◆ PROBLEM
Word for word, retype every entry in the listing.

◆ ENTRIES
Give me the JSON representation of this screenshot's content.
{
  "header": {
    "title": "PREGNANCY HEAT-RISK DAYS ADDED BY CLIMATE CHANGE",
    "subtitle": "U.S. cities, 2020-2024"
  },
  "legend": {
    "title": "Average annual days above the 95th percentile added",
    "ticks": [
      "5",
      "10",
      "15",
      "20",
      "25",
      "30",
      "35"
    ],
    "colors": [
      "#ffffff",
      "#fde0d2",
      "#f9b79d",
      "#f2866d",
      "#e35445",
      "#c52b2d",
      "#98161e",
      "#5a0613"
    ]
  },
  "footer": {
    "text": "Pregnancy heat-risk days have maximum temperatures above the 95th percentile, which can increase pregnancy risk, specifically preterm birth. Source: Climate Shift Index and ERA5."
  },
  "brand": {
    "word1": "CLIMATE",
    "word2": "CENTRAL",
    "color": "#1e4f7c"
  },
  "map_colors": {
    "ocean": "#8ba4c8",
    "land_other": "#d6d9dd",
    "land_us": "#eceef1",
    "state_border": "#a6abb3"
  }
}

◆ SOLUTION TO THE EXERCISE
Give me the JSON representation of this screenshot's content.
{
  "header": {
    "title": "PREGNANCY HEAT-RISK DAYS ADDED BY CLIMATE CHANGE",
    "subtitle": "U.S. cities, 2020-2024"
  },
  "legend": {
    "title": "Average annual days above the 95th percentile added",
    "ticks": [
      "5",
      "10",
      "15",
      "20",
      "25",
      "30",
      "35"
    ],
    "colors": [
      "#ffffff",
      "#fde0d2",
      "#f9b79d",
      "#f2866d",
      "#e35445",
      "#c52b2d",
      "#98161e",
      "#5a0613"
    ]
  },
  "footer": {
    "text": "Pregnancy heat-risk days have maximum temperatures above the 95th percentile, which can increase pregnancy risk, specifically preterm birth. Source: Climate Shift Index and ERA5."
  },
  "brand": {
    "word1": "CLIMATE",
    "word2": "CENTRAL",
    "color": "#1e4f7c"
  },
  "map_colors": {
    "ocean": "#8ba4c8",
    "land_other": "#d6d9dd",
    "land_us": "#eceef1",
    "state_border": "#a6abb3"
  }
}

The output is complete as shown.